[Collected data]

───

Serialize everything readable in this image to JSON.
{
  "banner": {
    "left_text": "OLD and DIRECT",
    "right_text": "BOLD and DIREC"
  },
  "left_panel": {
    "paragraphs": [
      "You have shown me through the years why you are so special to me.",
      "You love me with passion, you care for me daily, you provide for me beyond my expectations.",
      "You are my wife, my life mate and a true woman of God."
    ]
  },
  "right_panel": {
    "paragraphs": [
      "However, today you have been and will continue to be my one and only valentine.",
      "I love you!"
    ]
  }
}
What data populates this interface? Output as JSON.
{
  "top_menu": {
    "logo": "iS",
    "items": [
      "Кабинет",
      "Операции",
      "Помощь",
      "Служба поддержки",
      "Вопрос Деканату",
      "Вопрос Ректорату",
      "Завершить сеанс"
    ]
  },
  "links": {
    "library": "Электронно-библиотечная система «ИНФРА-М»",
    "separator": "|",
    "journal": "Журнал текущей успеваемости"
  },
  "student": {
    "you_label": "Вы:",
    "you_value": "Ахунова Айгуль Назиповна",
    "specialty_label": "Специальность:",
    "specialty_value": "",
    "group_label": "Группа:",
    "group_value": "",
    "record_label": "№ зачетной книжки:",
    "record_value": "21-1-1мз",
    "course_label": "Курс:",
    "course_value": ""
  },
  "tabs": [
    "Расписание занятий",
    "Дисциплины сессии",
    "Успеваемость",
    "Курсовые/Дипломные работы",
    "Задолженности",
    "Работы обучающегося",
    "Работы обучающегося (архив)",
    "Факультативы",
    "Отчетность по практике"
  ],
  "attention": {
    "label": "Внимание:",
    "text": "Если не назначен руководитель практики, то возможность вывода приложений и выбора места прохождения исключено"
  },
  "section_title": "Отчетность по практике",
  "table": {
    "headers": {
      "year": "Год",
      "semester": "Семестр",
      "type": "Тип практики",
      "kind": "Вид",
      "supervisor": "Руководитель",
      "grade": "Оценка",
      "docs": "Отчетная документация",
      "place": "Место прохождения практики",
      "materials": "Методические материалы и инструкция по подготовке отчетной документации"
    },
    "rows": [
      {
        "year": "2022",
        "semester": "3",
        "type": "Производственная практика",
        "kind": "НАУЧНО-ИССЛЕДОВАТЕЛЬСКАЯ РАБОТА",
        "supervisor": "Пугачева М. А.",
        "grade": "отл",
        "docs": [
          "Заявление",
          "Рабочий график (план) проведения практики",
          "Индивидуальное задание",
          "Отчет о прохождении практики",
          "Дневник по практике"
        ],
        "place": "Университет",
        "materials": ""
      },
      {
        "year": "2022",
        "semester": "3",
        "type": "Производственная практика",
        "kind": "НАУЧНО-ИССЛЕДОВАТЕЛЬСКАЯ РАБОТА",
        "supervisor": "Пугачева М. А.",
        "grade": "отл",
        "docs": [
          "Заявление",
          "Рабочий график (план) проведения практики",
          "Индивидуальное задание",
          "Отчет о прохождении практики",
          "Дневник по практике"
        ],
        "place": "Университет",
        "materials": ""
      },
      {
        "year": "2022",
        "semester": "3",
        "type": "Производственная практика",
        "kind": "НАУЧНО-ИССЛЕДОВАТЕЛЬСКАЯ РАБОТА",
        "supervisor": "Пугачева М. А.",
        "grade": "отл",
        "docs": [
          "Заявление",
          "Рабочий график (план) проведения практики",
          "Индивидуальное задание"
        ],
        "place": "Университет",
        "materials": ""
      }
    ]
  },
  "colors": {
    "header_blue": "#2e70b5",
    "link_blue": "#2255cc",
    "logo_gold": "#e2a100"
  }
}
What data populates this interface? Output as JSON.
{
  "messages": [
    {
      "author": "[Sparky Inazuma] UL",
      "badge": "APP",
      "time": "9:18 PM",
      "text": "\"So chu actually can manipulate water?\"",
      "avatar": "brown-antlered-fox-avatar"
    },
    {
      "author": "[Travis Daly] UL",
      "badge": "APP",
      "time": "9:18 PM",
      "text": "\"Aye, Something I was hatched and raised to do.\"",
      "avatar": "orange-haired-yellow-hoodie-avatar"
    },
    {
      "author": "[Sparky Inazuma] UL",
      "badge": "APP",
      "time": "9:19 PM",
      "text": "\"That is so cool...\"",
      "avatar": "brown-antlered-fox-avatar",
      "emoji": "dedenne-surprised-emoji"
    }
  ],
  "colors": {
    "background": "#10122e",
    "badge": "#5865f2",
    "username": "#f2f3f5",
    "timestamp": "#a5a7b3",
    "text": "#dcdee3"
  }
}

───

### Aim of the task
Output the entries exactly.

### Written response
Serialize everything readable in this image to JSON.
{
  "banner": {
    "left_text": "OLD and DIRECT",
    "right_text": "BOLD and DIREC"
  },
  "left_panel": {
    "paragraphs": [
      "You have shown me through the years why you are so special to me.",
      "You love me with passion, you care for me daily, you provide for me beyond my expectations.",
      "You are my wife, my life mate and a true woman of God."
    ]
  },
  "right_panel": {
    "paragraphs": [
      "However, today you have been and will continue to be my one and only valentine.",
      "I love you!"
    ]
  }
}
What data populates this interface? Output as JSON.
{
  "top_menu": {
    "logo": "iS",
    "items": [
      "Кабинет",
      "Операции",
      "Помощь",
      "Служба поддержки",
      "Вопрос Деканату",
      "Вопрос Ректорату",
      "Завершить сеанс"
    ]
  },
  "links": {
    "library": "Электронно-библиотечная система «ИНФРА-М»",
    "separator": "|",
    "journal": "Журнал текущей успеваемости"
  },
  "student": {
    "you_label": "Вы:",
    "you_value": "Ахунова Айгуль Назиповна",
    "specialty_label": "Специальность:",
    "specialty_value": "",
    "group_label": "Группа:",
    "group_value": "",
    "record_label": "№ зачетной книжки:",
    "record_value": "21-1-1мз",
    "course_label": "Курс:",
    "course_value": ""
  },
  "tabs": [
    "Расписание занятий",
    "Дисциплины сессии",
    "Успеваемость",
    "Курсовые/Дипломные работы",
    "Задолженности",
    "Работы обучающегося",
    "Работы обучающегося (архив)",
    "Факультативы",
    "Отчетность по практике"
  ],
  "attention": {
    "label": "Внимание:",
    "text": "Если не назначен руководитель практики, то возможность вывода приложений и выбора места прохождения исключено"
  },
  "section_title": "Отчетность по практике",
  "table": {
    "headers": {
      "year": "Год",
      "semester": "Семестр",
      "type": "Тип практики",
      "kind": "Вид",
      "supervisor": "Руководитель",
      "grade": "Оценка",
      "docs": "Отчетная документация",
      "place": "Место прохождения практики",
      "materials": "Методические материалы и инструкция по подготовке отчетной документации"
    },
    "rows": [
      {
        "year": "2022",
        "semester": "3",
        "type": "Производственная практика",
        "kind": "НАУЧНО-ИССЛЕДОВАТЕЛЬСКАЯ РАБОТА",
        "supervisor": "Пугачева М. А.",
        "grade": "отл",
        "docs": [
          "Заявление",
          "Рабочий график (план) проведения практики",
          "Индивидуальное задание",
          "Отчет о прохождении практики",
          "Дневник по практике"
        ],
        "place": "Университет",
        "materials": ""
      },
      {
        "year": "2022",
        "semester": "3",
        "type": "Производственная практика",
        "kind": "НАУЧНО-ИССЛЕДОВАТЕЛЬСКАЯ РАБОТА",
        "supervisor": "Пугачева М. А.",
        "grade": "отл",
        "docs": [
          "Заявление",
          "Рабочий график (план) проведения практики",
          "Индивидуальное задание",
          "Отчет о прохождении практики",
          "Дневник по практике"
        ],
        "place": "Университет",
        "materials": ""
      },
      {
        "year": "2022",
        "semester": "3",
        "type": "Производственная практика",
        "kind": "НАУЧНО-ИССЛЕДОВАТЕЛЬСКАЯ РАБОТА",
        "supervisor": "Пугачева М. А.",
        "grade": "отл",
        "docs": [
          "Заявление",
          "Рабочий график (план) проведения практики",
          "Индивидуальное задание"
        ],
        "place": "Университет",
        "materials": ""
      }
    ]
  },
  "colors": {
    "header_blue": "#2e70b5",
    "link_blue": "#2255cc",
    "logo_gold": "#e2a100"
  }
}
What data populates this interface? Output as JSON.
{
  "messages": [
    {
      "author": "[Sparky Inazuma] UL",
      "badge": "APP",
      "time": "9:18 PM",
      "text": "\"So chu actually can manipulate water?\"",
      "avatar": "brown-antlered-fox-avatar"
    },
    {
      "author": "[Travis Daly] UL",
      "badge": "APP",
      "time": "9:18 PM",
      "text": "\"Aye, Something I was hatched and raised to do.\"",
      "avatar": "orange-haired-yellow-hoodie-avatar"
    },
    {
      "author": "[Sparky Inazuma] UL",
      "badge": "APP",
      "time": "9:19 PM",
      "text": "\"That is so cool...\"",
      "avatar": "brown-antlered-fox-avatar",
      "emoji": "dedenne-surprised-emoji"
    }
  ],
  "colors": {
    "background": "#10122e",
    "badge": "#5865f2",
    "username": "#f2f3f5",
    "timestamp": "#a5a7b3",
    "text": "#dcdee3"
  }
}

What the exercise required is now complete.